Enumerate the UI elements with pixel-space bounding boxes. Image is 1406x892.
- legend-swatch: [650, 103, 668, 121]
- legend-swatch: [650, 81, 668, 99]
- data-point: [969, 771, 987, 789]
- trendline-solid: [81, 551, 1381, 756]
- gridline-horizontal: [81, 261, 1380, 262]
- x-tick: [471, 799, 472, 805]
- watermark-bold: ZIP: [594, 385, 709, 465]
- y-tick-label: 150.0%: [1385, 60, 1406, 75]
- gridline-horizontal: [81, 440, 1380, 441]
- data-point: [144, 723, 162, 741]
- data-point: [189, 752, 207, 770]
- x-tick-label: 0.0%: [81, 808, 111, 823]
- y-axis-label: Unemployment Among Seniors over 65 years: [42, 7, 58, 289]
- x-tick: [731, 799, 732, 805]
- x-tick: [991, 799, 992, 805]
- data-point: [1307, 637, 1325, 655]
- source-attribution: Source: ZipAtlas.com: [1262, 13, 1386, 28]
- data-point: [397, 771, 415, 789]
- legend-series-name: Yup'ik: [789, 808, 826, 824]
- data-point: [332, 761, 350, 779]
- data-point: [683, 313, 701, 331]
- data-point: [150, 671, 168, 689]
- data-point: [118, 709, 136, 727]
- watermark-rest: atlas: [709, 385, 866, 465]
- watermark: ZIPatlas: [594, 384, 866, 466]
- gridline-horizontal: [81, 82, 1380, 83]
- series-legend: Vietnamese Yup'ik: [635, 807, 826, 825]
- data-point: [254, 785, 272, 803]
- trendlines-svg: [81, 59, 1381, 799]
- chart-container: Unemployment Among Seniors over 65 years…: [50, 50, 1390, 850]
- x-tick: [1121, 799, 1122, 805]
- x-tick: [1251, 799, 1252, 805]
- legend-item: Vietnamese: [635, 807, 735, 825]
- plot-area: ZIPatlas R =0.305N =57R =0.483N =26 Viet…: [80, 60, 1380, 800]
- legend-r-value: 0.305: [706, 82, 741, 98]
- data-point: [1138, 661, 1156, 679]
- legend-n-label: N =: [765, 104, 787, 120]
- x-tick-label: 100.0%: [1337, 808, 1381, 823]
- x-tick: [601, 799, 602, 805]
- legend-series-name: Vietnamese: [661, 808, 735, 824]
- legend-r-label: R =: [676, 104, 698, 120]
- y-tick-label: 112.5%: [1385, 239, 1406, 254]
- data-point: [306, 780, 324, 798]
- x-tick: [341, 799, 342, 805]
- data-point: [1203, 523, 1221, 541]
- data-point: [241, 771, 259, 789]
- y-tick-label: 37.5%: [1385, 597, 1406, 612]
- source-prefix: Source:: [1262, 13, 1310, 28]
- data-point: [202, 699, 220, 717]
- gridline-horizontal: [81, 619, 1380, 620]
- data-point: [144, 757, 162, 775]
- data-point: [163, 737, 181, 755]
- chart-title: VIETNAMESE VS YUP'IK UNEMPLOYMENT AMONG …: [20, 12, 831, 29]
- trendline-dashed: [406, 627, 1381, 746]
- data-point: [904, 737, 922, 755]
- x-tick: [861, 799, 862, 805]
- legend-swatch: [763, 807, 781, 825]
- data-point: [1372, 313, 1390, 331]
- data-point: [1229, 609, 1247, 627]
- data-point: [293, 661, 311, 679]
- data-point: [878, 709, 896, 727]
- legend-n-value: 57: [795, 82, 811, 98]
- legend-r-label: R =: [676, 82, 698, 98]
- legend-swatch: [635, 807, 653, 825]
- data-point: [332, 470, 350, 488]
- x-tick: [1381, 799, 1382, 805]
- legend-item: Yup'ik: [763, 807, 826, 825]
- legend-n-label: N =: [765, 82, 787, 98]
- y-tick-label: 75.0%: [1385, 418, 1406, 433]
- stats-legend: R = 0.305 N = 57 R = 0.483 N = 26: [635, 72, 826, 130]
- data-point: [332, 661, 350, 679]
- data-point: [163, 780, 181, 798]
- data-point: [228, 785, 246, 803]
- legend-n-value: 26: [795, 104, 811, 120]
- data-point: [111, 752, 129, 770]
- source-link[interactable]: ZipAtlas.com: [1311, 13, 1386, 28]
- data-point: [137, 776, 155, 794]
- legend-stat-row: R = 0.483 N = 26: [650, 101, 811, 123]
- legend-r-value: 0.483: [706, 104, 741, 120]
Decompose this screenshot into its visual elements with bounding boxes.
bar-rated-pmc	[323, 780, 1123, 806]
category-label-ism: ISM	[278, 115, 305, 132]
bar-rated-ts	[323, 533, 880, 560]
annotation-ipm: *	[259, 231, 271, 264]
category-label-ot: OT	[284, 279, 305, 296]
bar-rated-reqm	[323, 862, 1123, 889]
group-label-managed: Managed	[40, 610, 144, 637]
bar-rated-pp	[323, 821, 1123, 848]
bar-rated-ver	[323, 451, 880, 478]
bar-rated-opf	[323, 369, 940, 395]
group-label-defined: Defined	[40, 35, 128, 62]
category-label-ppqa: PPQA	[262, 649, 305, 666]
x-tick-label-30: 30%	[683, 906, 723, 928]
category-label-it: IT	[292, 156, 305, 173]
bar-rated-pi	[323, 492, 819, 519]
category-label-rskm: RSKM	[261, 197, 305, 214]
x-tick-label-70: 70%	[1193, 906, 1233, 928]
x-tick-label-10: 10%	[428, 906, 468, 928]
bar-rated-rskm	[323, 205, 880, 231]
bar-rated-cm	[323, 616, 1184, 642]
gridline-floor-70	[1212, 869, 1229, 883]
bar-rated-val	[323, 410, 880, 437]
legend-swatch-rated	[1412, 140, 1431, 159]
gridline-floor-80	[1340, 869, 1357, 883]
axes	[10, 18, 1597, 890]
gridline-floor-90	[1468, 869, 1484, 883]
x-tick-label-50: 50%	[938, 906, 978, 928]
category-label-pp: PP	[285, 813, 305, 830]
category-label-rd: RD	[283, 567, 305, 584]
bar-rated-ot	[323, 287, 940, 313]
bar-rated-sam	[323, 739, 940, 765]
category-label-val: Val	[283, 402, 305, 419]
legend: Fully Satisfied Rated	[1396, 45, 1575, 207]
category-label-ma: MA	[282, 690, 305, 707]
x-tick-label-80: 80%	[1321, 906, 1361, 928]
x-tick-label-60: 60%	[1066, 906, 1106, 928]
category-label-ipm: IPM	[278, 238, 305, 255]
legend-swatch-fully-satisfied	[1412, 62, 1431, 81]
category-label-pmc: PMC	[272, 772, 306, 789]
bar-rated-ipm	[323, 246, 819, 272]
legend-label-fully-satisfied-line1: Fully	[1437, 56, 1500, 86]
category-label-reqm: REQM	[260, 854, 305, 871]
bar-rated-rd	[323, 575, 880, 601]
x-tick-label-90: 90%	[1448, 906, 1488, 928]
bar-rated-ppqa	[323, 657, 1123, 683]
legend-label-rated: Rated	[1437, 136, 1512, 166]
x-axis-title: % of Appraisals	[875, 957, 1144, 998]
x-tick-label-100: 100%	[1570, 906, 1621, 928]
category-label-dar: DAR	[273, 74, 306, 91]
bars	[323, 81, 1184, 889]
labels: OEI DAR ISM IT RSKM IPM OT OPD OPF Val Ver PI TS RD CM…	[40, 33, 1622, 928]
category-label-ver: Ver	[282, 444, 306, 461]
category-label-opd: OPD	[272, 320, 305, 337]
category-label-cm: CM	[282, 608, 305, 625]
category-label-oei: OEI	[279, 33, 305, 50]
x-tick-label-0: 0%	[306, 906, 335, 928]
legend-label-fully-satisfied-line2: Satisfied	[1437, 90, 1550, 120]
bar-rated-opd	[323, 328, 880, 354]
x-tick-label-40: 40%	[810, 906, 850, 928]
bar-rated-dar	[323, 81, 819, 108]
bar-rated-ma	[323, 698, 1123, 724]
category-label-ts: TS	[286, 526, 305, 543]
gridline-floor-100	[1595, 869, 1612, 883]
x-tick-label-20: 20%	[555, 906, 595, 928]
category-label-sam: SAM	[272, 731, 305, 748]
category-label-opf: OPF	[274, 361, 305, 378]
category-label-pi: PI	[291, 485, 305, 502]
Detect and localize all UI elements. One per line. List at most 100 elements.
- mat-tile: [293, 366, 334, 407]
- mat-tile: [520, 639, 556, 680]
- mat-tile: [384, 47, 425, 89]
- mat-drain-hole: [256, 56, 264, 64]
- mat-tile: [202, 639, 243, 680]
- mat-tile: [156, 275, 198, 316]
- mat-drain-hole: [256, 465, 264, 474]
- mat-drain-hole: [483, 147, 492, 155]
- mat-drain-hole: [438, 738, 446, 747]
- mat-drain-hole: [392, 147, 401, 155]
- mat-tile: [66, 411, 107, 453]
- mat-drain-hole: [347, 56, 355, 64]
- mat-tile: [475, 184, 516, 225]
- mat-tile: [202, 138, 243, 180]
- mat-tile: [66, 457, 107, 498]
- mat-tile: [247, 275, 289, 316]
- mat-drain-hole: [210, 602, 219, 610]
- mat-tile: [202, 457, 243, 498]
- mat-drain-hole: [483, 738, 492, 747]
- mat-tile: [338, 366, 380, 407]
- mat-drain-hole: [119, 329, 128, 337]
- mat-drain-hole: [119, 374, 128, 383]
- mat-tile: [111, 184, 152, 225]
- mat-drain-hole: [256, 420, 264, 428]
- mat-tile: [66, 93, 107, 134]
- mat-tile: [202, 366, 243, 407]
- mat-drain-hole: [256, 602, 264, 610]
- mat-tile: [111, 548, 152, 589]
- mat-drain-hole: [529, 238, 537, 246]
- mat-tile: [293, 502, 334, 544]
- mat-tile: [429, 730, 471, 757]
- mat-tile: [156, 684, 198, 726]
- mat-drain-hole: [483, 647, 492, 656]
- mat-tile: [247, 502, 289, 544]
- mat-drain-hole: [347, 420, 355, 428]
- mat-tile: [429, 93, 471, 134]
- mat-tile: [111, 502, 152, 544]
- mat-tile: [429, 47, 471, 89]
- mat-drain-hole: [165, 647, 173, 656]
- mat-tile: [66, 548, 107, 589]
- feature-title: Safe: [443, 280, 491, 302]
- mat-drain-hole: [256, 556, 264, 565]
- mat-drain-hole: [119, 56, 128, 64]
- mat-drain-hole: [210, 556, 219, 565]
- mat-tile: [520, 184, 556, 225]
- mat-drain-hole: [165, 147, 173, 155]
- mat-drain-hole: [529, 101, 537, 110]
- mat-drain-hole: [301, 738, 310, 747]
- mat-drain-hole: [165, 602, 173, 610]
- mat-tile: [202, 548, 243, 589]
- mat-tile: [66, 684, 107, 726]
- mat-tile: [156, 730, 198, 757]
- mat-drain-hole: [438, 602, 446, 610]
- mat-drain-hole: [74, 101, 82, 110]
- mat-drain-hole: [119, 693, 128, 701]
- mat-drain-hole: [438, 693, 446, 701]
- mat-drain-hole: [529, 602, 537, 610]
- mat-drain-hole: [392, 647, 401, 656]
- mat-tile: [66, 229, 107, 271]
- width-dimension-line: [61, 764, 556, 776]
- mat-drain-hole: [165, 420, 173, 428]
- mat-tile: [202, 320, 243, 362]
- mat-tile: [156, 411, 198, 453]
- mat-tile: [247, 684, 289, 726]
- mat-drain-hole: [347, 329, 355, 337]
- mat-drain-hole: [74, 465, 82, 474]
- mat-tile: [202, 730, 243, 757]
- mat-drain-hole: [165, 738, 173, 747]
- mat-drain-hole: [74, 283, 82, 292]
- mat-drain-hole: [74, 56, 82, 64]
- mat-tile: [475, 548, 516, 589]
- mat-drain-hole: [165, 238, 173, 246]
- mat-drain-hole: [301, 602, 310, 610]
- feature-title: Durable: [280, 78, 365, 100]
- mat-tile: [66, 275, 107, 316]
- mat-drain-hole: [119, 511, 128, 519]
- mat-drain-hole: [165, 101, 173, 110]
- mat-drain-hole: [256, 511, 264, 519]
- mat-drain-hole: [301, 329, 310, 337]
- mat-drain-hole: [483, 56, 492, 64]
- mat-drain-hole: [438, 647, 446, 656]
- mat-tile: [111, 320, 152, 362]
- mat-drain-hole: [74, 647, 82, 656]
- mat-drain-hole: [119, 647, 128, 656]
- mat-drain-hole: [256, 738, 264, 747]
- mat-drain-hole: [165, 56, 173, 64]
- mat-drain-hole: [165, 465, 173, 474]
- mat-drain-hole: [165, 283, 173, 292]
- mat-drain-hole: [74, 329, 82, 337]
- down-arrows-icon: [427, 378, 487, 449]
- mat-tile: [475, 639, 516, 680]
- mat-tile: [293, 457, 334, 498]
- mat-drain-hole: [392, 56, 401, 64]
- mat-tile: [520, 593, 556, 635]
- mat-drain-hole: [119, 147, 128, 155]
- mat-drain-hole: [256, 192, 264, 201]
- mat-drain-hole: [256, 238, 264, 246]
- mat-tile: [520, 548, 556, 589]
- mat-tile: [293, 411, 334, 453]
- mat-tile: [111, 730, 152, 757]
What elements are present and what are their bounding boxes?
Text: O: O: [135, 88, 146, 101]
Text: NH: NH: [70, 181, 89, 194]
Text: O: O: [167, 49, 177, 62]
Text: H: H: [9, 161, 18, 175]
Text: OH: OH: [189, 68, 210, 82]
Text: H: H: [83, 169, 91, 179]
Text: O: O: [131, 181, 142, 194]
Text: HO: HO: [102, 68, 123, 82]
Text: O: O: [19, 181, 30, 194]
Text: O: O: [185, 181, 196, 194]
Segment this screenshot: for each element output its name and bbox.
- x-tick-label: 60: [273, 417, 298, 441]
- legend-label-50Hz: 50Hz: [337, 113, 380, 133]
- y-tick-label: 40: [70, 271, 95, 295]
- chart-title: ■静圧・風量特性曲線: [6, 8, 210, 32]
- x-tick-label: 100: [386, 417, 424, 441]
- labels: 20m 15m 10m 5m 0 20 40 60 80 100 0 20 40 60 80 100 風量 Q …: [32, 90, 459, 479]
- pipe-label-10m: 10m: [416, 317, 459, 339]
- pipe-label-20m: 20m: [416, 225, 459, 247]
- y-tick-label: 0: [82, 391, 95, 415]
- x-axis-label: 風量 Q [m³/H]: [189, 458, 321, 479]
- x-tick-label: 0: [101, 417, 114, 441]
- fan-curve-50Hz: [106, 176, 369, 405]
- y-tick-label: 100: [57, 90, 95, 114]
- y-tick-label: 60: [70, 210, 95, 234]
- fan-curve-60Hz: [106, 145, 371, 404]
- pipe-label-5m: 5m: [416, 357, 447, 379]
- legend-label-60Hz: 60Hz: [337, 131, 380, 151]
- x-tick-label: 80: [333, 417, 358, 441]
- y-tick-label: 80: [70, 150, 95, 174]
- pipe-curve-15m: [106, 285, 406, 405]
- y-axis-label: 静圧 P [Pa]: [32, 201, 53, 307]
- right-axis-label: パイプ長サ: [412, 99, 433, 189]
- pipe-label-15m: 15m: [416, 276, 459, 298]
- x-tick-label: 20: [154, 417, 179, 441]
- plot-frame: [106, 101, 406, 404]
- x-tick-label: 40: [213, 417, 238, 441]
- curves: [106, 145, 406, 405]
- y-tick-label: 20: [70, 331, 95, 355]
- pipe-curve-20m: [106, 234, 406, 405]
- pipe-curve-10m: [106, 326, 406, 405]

○ ○ ○ ○ ○ ○ ○

Stated goal: Convert the rows into a JSON list of strings, one string per line and no blank lines. Begin at the first line of the rows and stop after the line that contains "- gridline-horizontal: [81, 440, 1380, 441]".

Result of the exercise:
[
  "Enumerate the UI elements with pixel-space bounding boxes. Image is 1406x892.",
  "- legend-swatch: [650, 103, 668, 121]",
  "- legend-swatch: [650, 81, 668, 99]",
  "- data-point: [969, 771, 987, 789]",
  "- trendline-solid: [81, 551, 1381, 756]",
  "- gridline-horizontal: [81, 261, 1380, 262]",
  "- x-tick: [471, 799, 472, 805]",
  "- watermark-bold: ZIP: [594, 385, 709, 465]",
  "- y-tick-label: 150.0%: [1385, 60, 1406, 75]",
  "- gridline-horizontal: [81, 440, 1380, 441]"
]